--- Directions ---
Copy every line from the material below that holds "this".

Dataset items:
>> START
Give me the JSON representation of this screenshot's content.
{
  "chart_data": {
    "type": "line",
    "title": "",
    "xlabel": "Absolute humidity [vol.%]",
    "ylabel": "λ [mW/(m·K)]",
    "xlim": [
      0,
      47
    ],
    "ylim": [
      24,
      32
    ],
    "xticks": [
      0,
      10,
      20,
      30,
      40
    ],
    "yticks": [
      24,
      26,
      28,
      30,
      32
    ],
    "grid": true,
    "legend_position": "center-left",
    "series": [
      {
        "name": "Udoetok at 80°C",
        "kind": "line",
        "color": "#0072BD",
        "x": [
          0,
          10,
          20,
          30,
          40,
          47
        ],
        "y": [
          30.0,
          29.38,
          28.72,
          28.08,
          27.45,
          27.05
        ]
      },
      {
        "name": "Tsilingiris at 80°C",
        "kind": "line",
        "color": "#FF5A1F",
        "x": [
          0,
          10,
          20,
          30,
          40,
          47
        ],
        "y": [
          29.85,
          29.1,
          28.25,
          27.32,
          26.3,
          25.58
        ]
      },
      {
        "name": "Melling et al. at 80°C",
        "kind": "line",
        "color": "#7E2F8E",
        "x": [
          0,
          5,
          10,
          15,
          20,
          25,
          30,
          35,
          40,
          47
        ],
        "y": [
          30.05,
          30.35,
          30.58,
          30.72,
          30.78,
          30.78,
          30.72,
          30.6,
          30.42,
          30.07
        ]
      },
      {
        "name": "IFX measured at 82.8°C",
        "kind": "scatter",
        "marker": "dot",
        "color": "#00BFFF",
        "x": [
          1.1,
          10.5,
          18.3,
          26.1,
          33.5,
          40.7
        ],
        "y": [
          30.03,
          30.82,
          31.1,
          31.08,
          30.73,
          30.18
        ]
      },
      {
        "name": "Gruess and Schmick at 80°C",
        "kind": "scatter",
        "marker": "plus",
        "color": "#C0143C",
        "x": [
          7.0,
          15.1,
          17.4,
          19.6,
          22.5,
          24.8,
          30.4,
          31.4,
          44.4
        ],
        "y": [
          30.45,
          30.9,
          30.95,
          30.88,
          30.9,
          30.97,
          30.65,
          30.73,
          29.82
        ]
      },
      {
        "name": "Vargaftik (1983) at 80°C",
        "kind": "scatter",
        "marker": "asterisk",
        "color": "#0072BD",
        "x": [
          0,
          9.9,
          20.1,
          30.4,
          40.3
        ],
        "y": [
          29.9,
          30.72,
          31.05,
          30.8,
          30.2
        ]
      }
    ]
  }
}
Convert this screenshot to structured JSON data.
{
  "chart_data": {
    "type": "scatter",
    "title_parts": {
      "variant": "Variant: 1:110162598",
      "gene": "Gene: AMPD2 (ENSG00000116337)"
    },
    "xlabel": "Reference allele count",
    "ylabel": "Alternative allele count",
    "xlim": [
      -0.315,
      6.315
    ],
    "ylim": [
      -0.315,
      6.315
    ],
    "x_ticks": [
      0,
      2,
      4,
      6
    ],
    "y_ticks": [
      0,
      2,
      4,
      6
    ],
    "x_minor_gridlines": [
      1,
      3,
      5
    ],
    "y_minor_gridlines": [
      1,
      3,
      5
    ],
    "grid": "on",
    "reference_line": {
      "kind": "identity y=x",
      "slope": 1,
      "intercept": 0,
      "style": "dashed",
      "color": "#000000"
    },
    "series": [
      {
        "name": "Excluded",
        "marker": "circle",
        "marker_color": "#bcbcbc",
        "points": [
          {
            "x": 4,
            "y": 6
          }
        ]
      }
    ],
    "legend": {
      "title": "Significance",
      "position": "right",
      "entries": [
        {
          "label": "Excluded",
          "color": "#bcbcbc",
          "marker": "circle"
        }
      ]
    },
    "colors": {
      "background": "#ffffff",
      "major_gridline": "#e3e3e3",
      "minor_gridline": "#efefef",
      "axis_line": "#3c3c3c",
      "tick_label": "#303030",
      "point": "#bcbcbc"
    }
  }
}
>> END
--- Written reply ---
Give me the JSON representation of this screenshot's content.
Convert this screenshot to structured JSON data.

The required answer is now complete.